--- RECORDED INFORMATION ---
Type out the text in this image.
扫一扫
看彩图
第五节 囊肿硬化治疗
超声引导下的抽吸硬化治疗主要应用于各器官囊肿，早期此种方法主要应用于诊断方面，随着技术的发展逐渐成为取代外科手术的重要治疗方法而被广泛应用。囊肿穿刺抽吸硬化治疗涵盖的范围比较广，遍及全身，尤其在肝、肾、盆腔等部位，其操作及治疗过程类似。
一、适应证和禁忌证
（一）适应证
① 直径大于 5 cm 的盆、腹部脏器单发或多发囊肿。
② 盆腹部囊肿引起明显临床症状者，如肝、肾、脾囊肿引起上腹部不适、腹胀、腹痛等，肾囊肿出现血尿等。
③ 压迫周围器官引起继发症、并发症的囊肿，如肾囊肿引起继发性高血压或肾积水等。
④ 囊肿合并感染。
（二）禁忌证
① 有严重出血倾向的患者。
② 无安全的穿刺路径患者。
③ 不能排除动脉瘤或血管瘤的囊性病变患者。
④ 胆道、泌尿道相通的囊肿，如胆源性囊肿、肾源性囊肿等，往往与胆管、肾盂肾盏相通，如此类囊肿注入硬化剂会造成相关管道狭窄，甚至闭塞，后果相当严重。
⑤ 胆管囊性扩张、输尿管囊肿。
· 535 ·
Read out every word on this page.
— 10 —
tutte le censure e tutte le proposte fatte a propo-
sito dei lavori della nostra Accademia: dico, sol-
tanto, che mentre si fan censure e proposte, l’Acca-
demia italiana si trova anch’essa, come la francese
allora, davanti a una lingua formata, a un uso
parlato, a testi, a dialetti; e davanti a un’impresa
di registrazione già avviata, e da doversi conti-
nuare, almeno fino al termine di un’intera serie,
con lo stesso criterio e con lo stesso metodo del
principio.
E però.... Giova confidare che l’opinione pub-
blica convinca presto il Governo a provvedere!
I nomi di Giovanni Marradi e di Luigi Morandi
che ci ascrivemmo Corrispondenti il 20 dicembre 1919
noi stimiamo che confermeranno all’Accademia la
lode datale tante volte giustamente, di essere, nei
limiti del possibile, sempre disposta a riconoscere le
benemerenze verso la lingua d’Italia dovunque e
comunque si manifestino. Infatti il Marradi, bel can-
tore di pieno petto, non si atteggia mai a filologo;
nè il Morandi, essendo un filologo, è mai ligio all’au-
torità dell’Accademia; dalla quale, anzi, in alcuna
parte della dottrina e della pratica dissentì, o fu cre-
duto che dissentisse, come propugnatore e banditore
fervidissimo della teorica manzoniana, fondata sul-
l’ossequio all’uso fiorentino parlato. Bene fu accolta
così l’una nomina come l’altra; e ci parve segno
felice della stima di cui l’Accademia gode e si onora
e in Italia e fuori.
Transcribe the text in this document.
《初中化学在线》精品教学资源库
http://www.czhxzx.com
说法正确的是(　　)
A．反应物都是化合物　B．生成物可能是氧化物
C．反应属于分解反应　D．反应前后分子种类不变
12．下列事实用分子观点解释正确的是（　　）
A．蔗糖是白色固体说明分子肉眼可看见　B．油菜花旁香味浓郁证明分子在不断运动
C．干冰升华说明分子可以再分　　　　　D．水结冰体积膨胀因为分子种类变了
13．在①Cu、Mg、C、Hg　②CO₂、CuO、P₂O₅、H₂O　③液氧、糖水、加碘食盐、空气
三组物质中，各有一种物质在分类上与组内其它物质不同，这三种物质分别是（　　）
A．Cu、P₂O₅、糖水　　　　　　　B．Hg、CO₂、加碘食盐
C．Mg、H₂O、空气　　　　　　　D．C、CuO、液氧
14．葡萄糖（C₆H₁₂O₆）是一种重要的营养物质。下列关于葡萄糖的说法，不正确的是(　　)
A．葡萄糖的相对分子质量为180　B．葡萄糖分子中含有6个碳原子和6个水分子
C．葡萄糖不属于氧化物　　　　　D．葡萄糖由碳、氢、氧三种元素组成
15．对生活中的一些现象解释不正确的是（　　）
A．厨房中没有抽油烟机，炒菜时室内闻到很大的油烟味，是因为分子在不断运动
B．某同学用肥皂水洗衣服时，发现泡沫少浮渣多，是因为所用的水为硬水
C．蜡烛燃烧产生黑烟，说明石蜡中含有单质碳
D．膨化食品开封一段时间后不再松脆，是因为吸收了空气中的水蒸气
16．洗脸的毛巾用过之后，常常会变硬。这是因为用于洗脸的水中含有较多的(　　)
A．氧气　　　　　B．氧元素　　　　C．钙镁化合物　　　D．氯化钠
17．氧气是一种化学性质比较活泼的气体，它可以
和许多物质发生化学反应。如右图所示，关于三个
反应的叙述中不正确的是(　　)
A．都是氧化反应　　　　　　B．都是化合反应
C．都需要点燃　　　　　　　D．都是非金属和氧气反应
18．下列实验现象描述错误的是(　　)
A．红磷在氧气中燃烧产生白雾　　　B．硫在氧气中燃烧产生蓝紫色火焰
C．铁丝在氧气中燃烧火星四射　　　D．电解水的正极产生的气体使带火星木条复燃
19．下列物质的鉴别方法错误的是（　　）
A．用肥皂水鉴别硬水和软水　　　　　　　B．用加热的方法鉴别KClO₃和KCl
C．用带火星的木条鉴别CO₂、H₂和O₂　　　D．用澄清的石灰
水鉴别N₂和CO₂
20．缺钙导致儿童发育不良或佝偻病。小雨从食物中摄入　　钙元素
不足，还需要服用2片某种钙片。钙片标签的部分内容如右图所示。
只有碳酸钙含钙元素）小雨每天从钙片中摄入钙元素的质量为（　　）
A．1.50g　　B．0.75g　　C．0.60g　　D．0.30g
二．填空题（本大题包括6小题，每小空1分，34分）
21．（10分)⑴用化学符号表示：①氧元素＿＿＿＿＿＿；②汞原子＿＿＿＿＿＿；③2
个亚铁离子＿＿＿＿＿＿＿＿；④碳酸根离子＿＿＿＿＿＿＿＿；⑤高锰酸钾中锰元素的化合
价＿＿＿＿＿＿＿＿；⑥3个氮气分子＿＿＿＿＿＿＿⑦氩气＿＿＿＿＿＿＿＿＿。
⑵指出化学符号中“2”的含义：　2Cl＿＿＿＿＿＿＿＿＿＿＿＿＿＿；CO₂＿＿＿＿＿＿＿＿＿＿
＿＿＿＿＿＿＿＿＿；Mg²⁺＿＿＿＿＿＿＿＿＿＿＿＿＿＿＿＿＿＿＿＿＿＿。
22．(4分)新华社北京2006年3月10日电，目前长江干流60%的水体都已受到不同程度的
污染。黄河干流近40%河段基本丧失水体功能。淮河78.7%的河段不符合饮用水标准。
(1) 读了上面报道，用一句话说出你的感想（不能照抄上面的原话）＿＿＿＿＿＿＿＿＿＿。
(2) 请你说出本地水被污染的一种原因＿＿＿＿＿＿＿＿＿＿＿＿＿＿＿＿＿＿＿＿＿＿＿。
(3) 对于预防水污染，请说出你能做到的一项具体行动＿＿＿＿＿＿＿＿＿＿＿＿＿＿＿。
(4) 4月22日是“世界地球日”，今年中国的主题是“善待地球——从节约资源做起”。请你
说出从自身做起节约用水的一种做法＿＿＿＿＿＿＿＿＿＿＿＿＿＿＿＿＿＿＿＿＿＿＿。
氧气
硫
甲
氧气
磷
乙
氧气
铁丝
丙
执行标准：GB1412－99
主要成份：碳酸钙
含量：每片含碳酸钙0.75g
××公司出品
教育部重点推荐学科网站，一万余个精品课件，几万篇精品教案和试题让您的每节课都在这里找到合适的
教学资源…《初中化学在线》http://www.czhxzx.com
---
### WRITTEN PROBLEM
Each record should come back exactly as written.

### TASK OUTPUT
Type out the text in this image.
扫一扫
看彩图
第五节 囊肿硬化治疗
超声引导下的抽吸硬化治疗主要应用于各器官囊肿，早期此种方法主要应用于诊断方面，随着技术的发展逐渐成为取代外科手术的重要治疗方法而被广泛应用。囊肿穿刺抽吸硬化治疗涵盖的范围比较广，遍及全身，尤其在肝、肾、盆腔等部位，其操作及治疗过程类似。
一、适应证和禁忌证
（一）适应证
① 直径大于 5 cm 的盆、腹部脏器单发或多发囊肿。
② 盆腹部囊肿引起明显临床症状者，如肝、肾、脾囊肿引起上腹部不适、腹胀、腹痛等，肾囊肿出现血尿等。
③ 压迫周围器官引起继发症、并发症的囊肿，如肾囊肿引起继发性高血压或肾积水等。
④ 囊肿合并感染。
（二）禁忌证
① 有严重出血倾向的患者。
② 无安全的穿刺路径患者。
③ 不能排除动脉瘤或血管瘤的囊性病变患者。
④ 胆道、泌尿道相通的囊肿，如胆源性囊肿、肾源性囊肿等，往往与胆管、肾盂肾盏相通，如此类囊肿注入硬化剂会造成相关管道狭窄，甚至闭塞，后果相当严重。
⑤ 胆管囊性扩张、输尿管囊肿。
· 535 ·
Read out every word on this page.
— 10 —
tutte le censure e tutte le proposte fatte a propo-
sito dei lavori della nostra Accademia: dico, sol-
tanto, che mentre si fan censure e proposte, l’Acca-
demia italiana si trova anch’essa, come la francese
allora, davanti a una lingua formata, a un uso
parlato, a testi, a dialetti; e davanti a un’impresa
di registrazione già avviata, e da doversi conti-
nuare, almeno fino al termine di un’intera serie,
con lo stesso criterio e con lo stesso metodo del
principio.
E però.... Giova confidare che l’opinione pub-
blica convinca presto il Governo a provvedere!
I nomi di Giovanni Marradi e di Luigi Morandi
che ci ascrivemmo Corrispondenti il 20 dicembre 1919
noi stimiamo che confermeranno all’Accademia la
lode datale tante volte giustamente, di essere, nei
limiti del possibile, sempre disposta a riconoscere le
benemerenze verso la lingua d’Italia dovunque e
comunque si manifestino. Infatti il Marradi, bel can-
tore di pieno petto, non si atteggia mai a filologo;
nè il Morandi, essendo un filologo, è mai ligio all’au-
torità dell’Accademia; dalla quale, anzi, in alcuna
parte della dottrina e della pratica dissentì, o fu cre-
duto che dissentisse, come propugnatore e banditore
fervidissimo della teorica manzoniana, fondata sul-
l’ossequio all’uso fiorentino parlato. Bene fu accolta
così l’una nomina come l’altra; e ci parve segno
felice della stima di cui l’Accademia gode e si onora
e in Italia e fuori.
Transcribe the text in this document.
《初中化学在线》精品教学资源库
http://www.czhxzx.com
说法正确的是(　　)
A．反应物都是化合物　B．生成物可能是氧化物
C．反应属于分解反应　D．反应前后分子种类不变
12．下列事实用分子观点解释正确的是（　　）
A．蔗糖是白色固体说明分子肉眼可看见　B．油菜花旁香味浓郁证明分子在不断运动
C．干冰升华说明分子可以再分　　　　　D．水结冰体积膨胀因为分子种类变了
13．在①Cu、Mg、C、Hg　②CO₂、CuO、P₂O₅、H₂O　③液氧、糖水、加碘食盐、空气
三组物质中，各有一种物质在分类上与组内其它物质不同，这三种物质分别是（　　）
A．Cu、P₂O₅、糖水　　　　　　　B．Hg、CO₂、加碘食盐
C．Mg、H₂O、空气　　　　　　　D．C、CuO、液氧
14．葡萄糖（C₆H₁₂O₆）是一种重要的营养物质。下列关于葡萄糖的说法，不正确的是(　　)
A．葡萄糖的相对分子质量为180　B．葡萄糖分子中含有6个碳原子和6个水分子
C．葡萄糖不属于氧化物　　　　　D．葡萄糖由碳、氢、氧三种元素组成
15．对生活中的一些现象解释不正确的是（　　）
A．厨房中没有抽油烟机，炒菜时室内闻到很大的油烟味，是因为分子在不断运动
B．某同学用肥皂水洗衣服时，发现泡沫少浮渣多，是因为所用的水为硬水
C．蜡烛燃烧产生黑烟，说明石蜡中含有单质碳
D．膨化食品开封一段时间后不再松脆，是因为吸收了空气中的水蒸气
16．洗脸的毛巾用过之后，常常会变硬。这是因为用于洗脸的水中含有较多的(　　)
A．氧气　　　　　B．氧元素　　　　C．钙镁化合物　　　D．氯化钠
17．氧气是一种化学性质比较活泼的气体，它可以
和许多物质发生化学反应。如右图所示，关于三个
反应的叙述中不正确的是(　　)
A．都是氧化反应　　　　　　B．都是化合反应
C．都需要点燃　　　　　　　D．都是非金属和氧气反应
18．下列实验现象描述错误的是(　　)
A．红磷在氧气中燃烧产生白雾　　　B．硫在氧气中燃烧产生蓝紫色火焰
C．铁丝在氧气中燃烧火星四射　　　D．电解水的正极产生的气体使带火星木条复燃
19．下列物质的鉴别方法错误的是（　　）
A．用肥皂水鉴别硬水和软水　　　　　　　B．用加热的方法鉴别KClO₃和KCl
C．用带火星的木条鉴别CO₂、H₂和O₂　　　D．用澄清的石灰
水鉴别N₂和CO₂
20．缺钙导致儿童发育不良或佝偻病。小雨从食物中摄入　　钙元素
不足，还需要服用2片某种钙片。钙片标签的部分内容如右图所示。
只有碳酸钙含钙元素）小雨每天从钙片中摄入钙元素的质量为（　　）
A．1.50g　　B．0.75g　　C．0.60g　　D．0.30g
二．填空题（本大题包括6小题，每小空1分，34分）
21．（10分)⑴用化学符号表示：①氧元素＿＿＿＿＿＿；②汞原子＿＿＿＿＿＿；③2
个亚铁离子＿＿＿＿＿＿＿＿；④碳酸根离子＿＿＿＿＿＿＿＿；⑤高锰酸钾中锰元素的化合
价＿＿＿＿＿＿＿＿；⑥3个氮气分子＿＿＿＿＿＿＿⑦氩气＿＿＿＿＿＿＿＿＿。
⑵指出化学符号中“2”的含义：　2Cl＿＿＿＿＿＿＿＿＿＿＿＿＿＿；CO₂＿＿＿＿＿＿＿＿＿＿
＿＿＿＿＿＿＿＿＿；Mg²⁺＿＿＿＿＿＿＿＿＿＿＿＿＿＿＿＿＿＿＿＿＿＿。
22．(4分)新华社北京2006年3月10日电，目前长江干流60%的水体都已受到不同程度的
污染。黄河干流近40%河段基本丧失水体功能。淮河78.7%的河段不符合饮用水标准。
(1) 读了上面报道，用一句话说出你的感想（不能照抄上面的原话）＿＿＿＿＿＿＿＿＿＿。
(2) 请你说出本地水被污染的一种原因＿＿＿＿＿＿＿＿＿＿＿＿＿＿＿＿＿＿＿＿＿＿＿。
(3) 对于预防水污染，请说出你能做到的一项具体行动＿＿＿＿＿＿＿＿＿＿＿＿＿＿＿。
(4) 4月22日是“世界地球日”，今年中国的主题是“善待地球——从节约资源做起”。请你
说出从自身做起节约用水的一种做法＿＿＿＿＿＿＿＿＿＿＿＿＿＿＿＿＿＿＿＿＿＿＿。
氧气
硫
甲
氧气
磷
乙
氧气
铁丝
丙
执行标准：GB1412－99
主要成份：碳酸钙
含量：每片含碳酸钙0.75g
××公司出品
教育部重点推荐学科网站，一万余个精品课件，几万篇精品教案和试题让您的每节课都在这里找到合适的
教学资源…《初中化学在线》http://www.czhxzx.com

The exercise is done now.